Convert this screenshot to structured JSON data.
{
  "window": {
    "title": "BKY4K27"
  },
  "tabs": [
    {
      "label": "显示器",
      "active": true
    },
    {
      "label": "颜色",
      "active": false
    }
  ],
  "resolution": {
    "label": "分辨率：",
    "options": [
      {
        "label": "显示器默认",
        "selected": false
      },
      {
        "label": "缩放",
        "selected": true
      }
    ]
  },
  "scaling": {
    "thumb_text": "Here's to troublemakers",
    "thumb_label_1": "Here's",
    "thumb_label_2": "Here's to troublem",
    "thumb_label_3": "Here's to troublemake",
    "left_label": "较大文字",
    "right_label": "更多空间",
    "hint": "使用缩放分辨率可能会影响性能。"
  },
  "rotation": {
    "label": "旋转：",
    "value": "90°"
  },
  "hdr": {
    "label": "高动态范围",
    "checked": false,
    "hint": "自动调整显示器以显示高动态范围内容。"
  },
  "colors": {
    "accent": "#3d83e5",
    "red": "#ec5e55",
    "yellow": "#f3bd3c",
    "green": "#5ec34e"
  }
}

EXERCISE DIRECTIONS: The entries above must be returned in full, exactly as shown.

RESULT OF THE TASK:
Convert this screenshot to structured JSON data.
{
  "window": {
    "title": "BKY4K27"
  },
  "tabs": [
    {
      "label": "显示器",
      "active": true
    },
    {
      "label": "颜色",
      "active": false
    }
  ],
  "resolution": {
    "label": "分辨率：",
    "options": [
      {
        "label": "显示器默认",
        "selected": false
      },
      {
        "label": "缩放",
        "selected": true
      }
    ]
  },
  "scaling": {
    "thumb_text": "Here's to troublemakers",
    "thumb_label_1": "Here's",
    "thumb_label_2": "Here's to troublem",
    "thumb_label_3": "Here's to troublemake",
    "left_label": "较大文字",
    "right_label": "更多空间",
    "hint": "使用缩放分辨率可能会影响性能。"
  },
  "rotation": {
    "label": "旋转：",
    "value": "90°"
  },
  "hdr": {
    "label": "高动态范围",
    "checked": false,
    "hint": "自动调整显示器以显示高动态范围内容。"
  },
  "colors": {
    "accent": "#3d83e5",
    "red": "#ec5e55",
    "yellow": "#f3bd3c",
    "green": "#5ec34e"
  }
}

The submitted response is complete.